Goal: Check each line for the string "image" and give only the count of lines that have it.

Supplied entries:
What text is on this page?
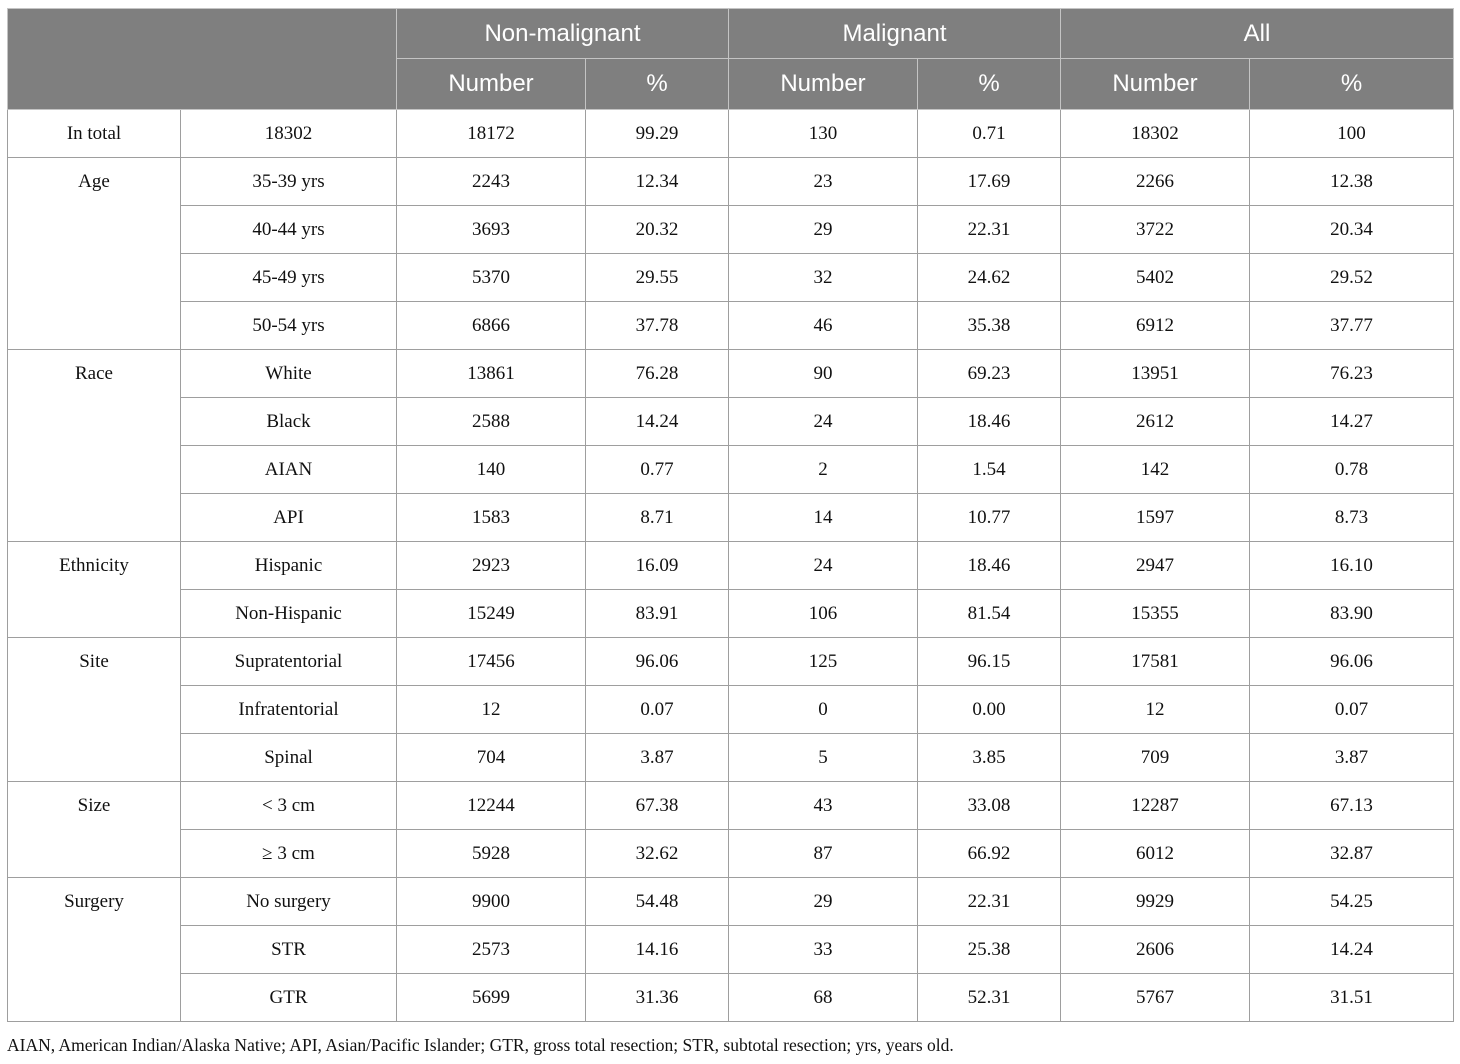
		Non-malignant		Malignant		All	
		Number	%	Number	%	Number	%
In total	18302	18172	99.29	130	0.71	18302	100
Age	35-39 yrs	2243	12.34	23	17.69	2266	12.38
	40-44 yrs	3693	20.32	29	22.31	3722	20.34
	45-49 yrs	5370	29.55	32	24.62	5402	29.52
	50-54 yrs	6866	37.78	46	35.38	6912	37.77
Race	White	13861	76.28	90	69.23	13951	76.23
	Black	2588	14.24	24	18.46	2612	14.27
	AIAN	140	0.77	2	1.54	142	0.78
	API	1583	8.71	14	10.77	1597	8.73
Ethnicity	Hispanic	2923	16.09	24	18.46	2947	16.10
	Non-Hispanic	15249	83.91	106	81.54	15355	83.90
Site	Supratentorial	17456	96.06	125	96.15	17581	96.06
	Infratentorial	12	0.07	0	0.00	12	0.07
	Spinal	704	3.87	5	3.85	709	3.87
Size	< 3 cm	12244	67.38	43	33.08	12287	67.13
	≥ 3 cm	5928	32.62	87	66.92	6012	32.87
Surgery	No surgery	9900	54.48	29	22.31	9929	54.25
	STR	2573	14.16	33	25.38	2606	14.24
	GTR	5699	31.36	68	52.31	5767	31.51
AIAN, American Indian/Alaska Native; API, Asian/Pacific Islander; GTR, gross total resection; STR, subtotal resection; yrs, years old.
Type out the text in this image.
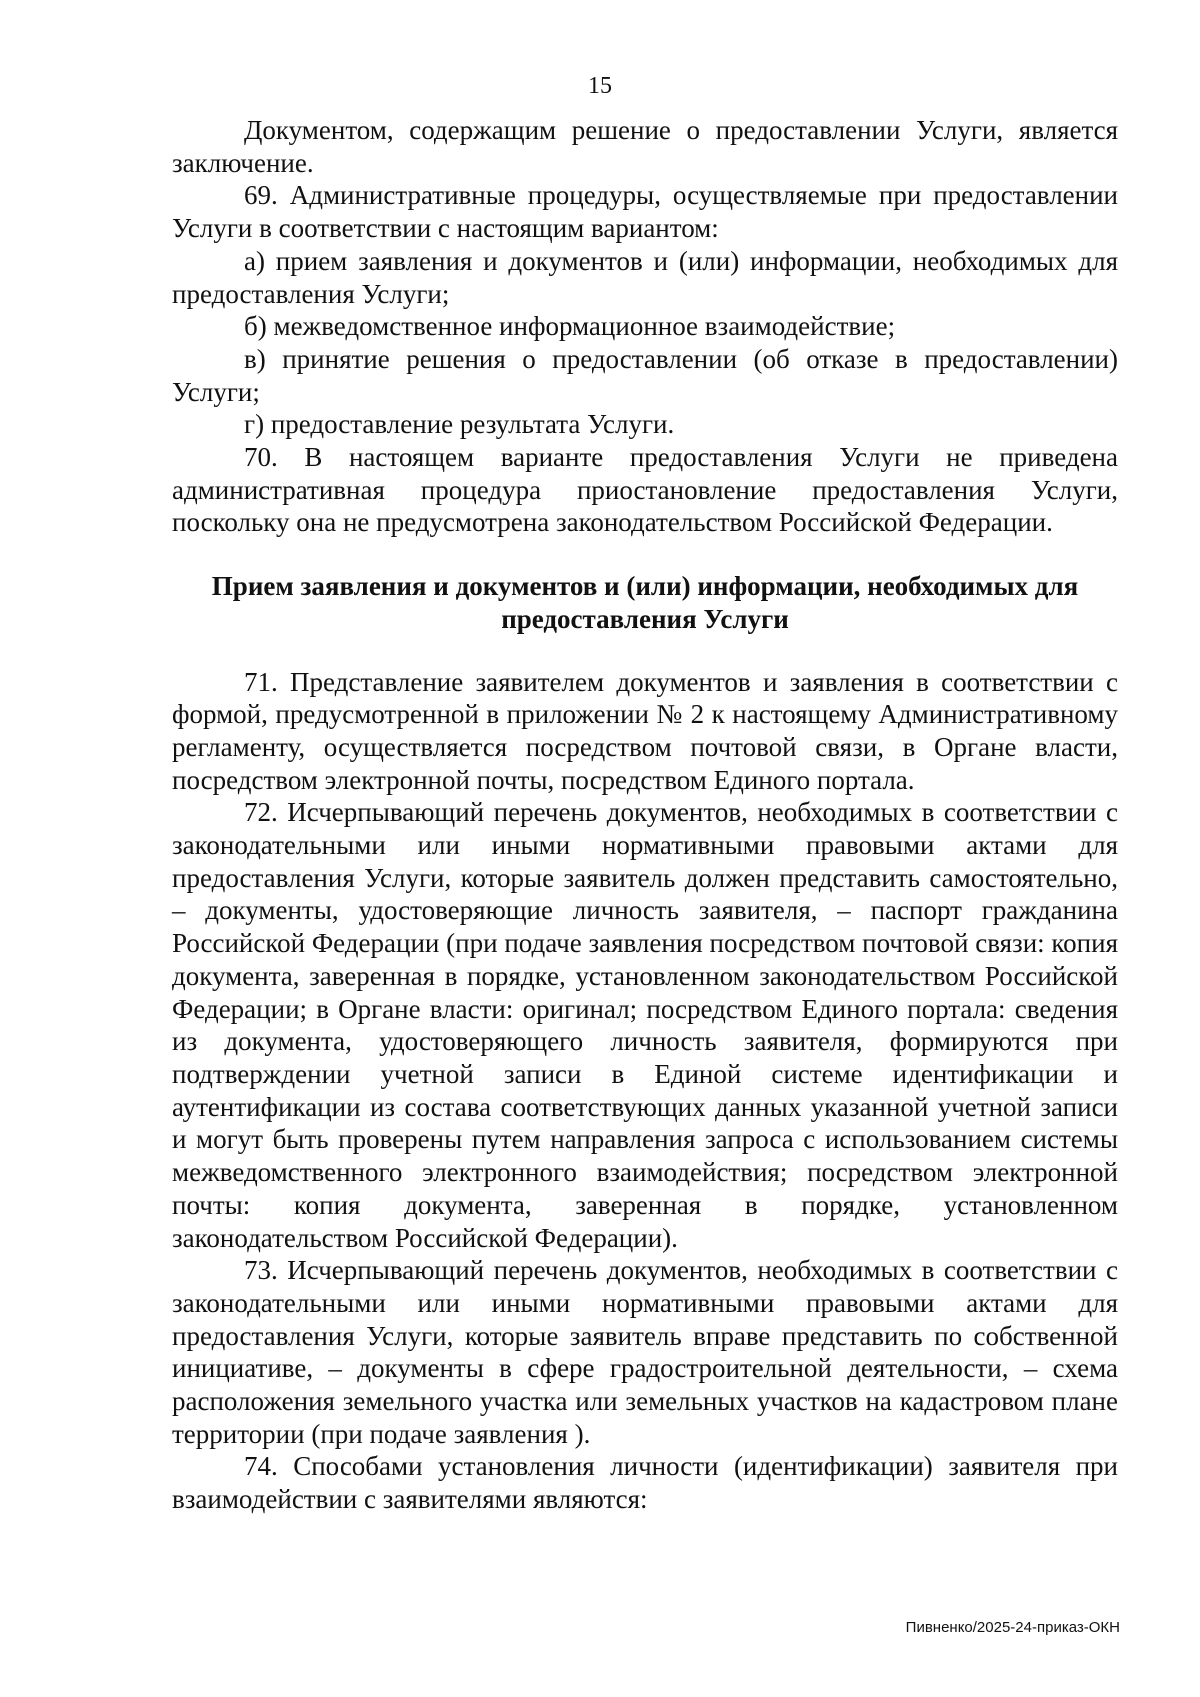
15

Документом, содержащим решение о предоставлении Услуги, является заключение.

69. Административные процедуры, осуществляемые при предоставлении Услуги в соответствии с настоящим вариантом:

а) прием заявления и документов и (или) информации, необходимых для предоставления Услуги;

б) межведомственное информационное взаимодействие;

в) принятие решения о предоставлении (об отказе в предоставлении) Услуги;

г) предоставление результата Услуги.

70. В настоящем варианте предоставления Услуги не приведена административная процедура приостановление предоставления Услуги, поскольку она не предусмотрена законодательством Российской Федерации.

Прием заявления и документов и (или) информации, необходимых для предоставления Услуги

71. Представление заявителем документов и заявления в соответствии с формой, предусмотренной в приложении № 2 к настоящему Административному регламенту, осуществляется посредством почтовой связи, в Органе власти, посредством электронной почты, посредством Единого портала.

72. Исчерпывающий перечень документов, необходимых в соответствии с законодательными или иными нормативными правовыми актами для предоставления Услуги, которые заявитель должен представить самостоятельно, – документы, удостоверяющие личность заявителя, – паспорт гражданина Российской Федерации (при подаче заявления посредством почтовой связи: копия документа, заверенная в порядке, установленном законодательством Российской Федерации; в Органе власти: оригинал; посредством Единого портала: сведения из документа, удостоверяющего личность заявителя, формируются при подтверждении учетной записи в Единой системе идентификации и аутентификации из состава соответствующих данных указанной учетной записи и могут быть проверены путем направления запроса с использованием системы межведомственного электронного взаимодействия; посредством электронной почты: копия документа, заверенная в порядке, установленном законодательством Российской Федерации).

73. Исчерпывающий перечень документов, необходимых в соответствии с законодательными или иными нормативными правовыми актами для предоставления Услуги, которые заявитель вправе представить по собственной инициативе, – документы в сфере градостроительной деятельности, – схема расположения земельного участка или земельных участков на кадастровом плане территории (при подаче заявления ).

74. Способами установления личности (идентификации) заявителя при взаимодействии с заявителями являются:

Пивненко/2025-24-приказ-ОКН
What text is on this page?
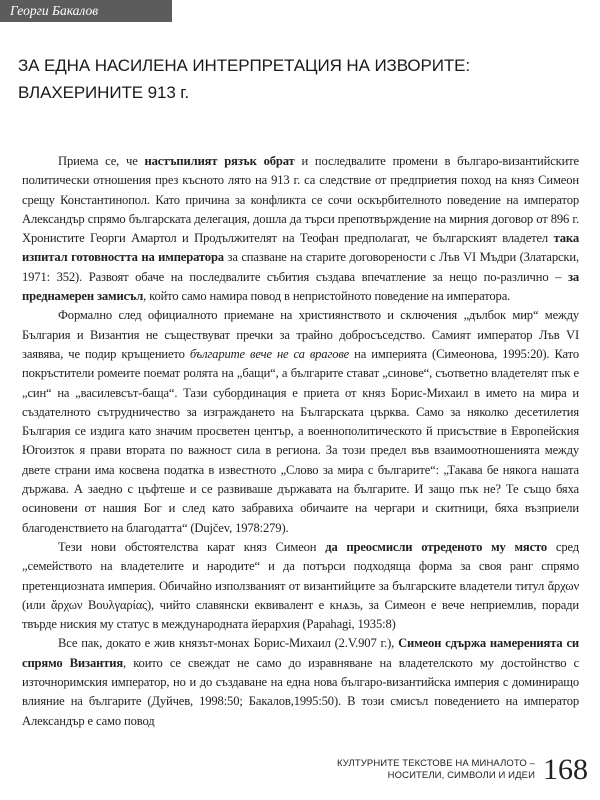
Георги Бакалов
ЗА ЕДНА НАСИЛЕНА ИНТЕРПРЕТАЦИЯ НА ИЗВОРИТЕ:
ВЛАХЕРИНИТЕ 913 г.

Приема се, че настъпилият рязък обрат и последвалите промени в българо-византийските политически отношения през късното лято на 913 г. са следствие от предприетия поход на княз Симеон срещу Константинопол. Като причина за конфликта се сочи оскърбителното поведение на император Александър спрямо българската делегация, дошла да търси препотвърждение на мирния договор от 896 г. Хронистите Георги Амартол и Продължителят на Теофан предполагат, че българският владетел така изпитал готовността на императора за спазване на старите договорености с Лъв VI Мъдри (Златарски, 1971: 352). Развоят обаче на последвалите събития създава впечатление за нещо по-различно – за преднамерен замисъл, който само намира повод в непристойното поведение на императора.

Формално след официалното приемане на християнството и сключения „дълбок мир“ между България и Византия не съществуват пречки за трайно добросъседство. Самият император Лъв VI заявява, че подир кръщението българите вече не са врагове на империята (Симеонова, 1995:20). Като покръстители ромеите поемат ролята на „бащи“, а българите стават „синове“, съответно владетелят пък е „син“ на „василевсът-баща“. Тази субординация е приета от княз Борис-Михаил в името на мира и създателното сътрудничество за изграждането на Българската църква. Само за няколко десетилетия България се издига като значим просветен център, а военнополитическото й присъствие в Европейския Югоизток я прави втората по важност сила в региона. За този предел във взаимоотношенията между двете страни има косвена податка в известното „Слово за мира с българите“: „Такава бе някога нашата държава. А заедно с цъфтеше и се развиваше държавата на българите. И защо пък не? Те също бяха осиновени от нашия Бог и след като забравиха обичаите на чергари и скитници, бяха възприели благоденствието на благодатта“ (Dujčev, 1978:279).

Тези нови обстоятелства карат княз Симеон да преосмисли отреденото му място сред „семейството на владетелите и народите“ и да потърси подходяща форма за своя ранг спрямо претенциозната империя. Обичайно използваният от византийците за българските владетели титул ἄρχων (или ἄρχων Βουλγαρίας), чийто славянски еквивалент е кнѧзь, за Симеон е вече неприемлив, поради твърде ниския му статус в международната йерархия (Papahagi, 1935:8)

Все пак, докато е жив князът-монах Борис-Михаил (2.V.907 г.), Симеон сдържа намеренията си спрямо Византия, които се свеждат не само до изравняване на владетелското му достойнство с източноримския император, но и до създаване на една нова българо-византийска империя с доминиращо влияние на българите (Дуйчев, 1998:50; Бакалов,1995:50). В този смисъл поведението на император Александър е само повод

КУЛТУРНИТЕ ТЕКСТОВЕ НА МИНАЛОТО –
НОСИТЕЛИ, СИМВОЛИ И ИДЕИ 168
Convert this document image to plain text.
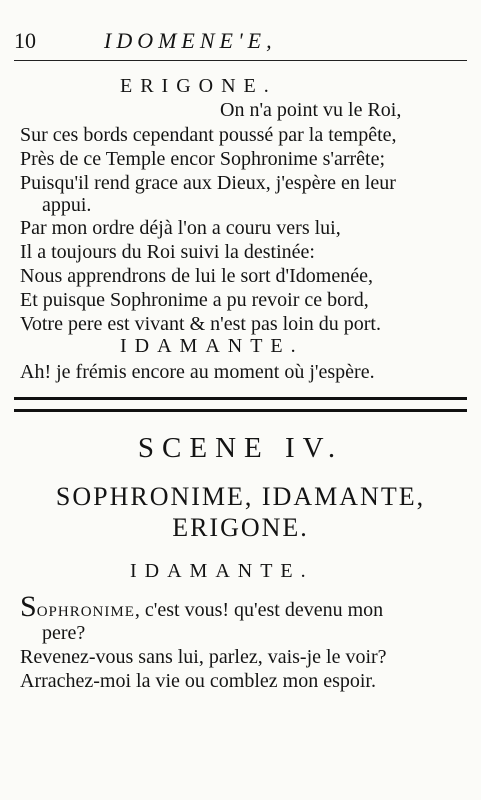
10	IDOMENE'E,
ERIGONE.
On n'a point vu le Roi,
Sur ces bords cependant poussé par la tempête,
Près de ce Temple encor Sophronime s'arrête;
Puisqu'il rend grace aux Dieux, j'espère en leur
appui.
Par mon ordre déjà l'on a couru vers lui,
Il a toujours du Roi suivi la destinée:
Nous apprendrons de lui le sort d'Idomenée,
Et puisque Sophronime a pu revoir ce bord,
Votre pere est vivant & n'est pas loin du port.
IDAMANTE.
Ah! je frémis encore au moment où j'espère.
SCENE IV.
SOPHRONIME, IDAMANTE,
ERIGONE.
IDAMANTE.
SOPHRONIME, c'est vous! qu'est devenu mon
pere?
Revenez-vous sans lui, parlez, vais-je le voir?
Arrachez-moi la vie ou comblez mon espoir.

Answer for the task: 2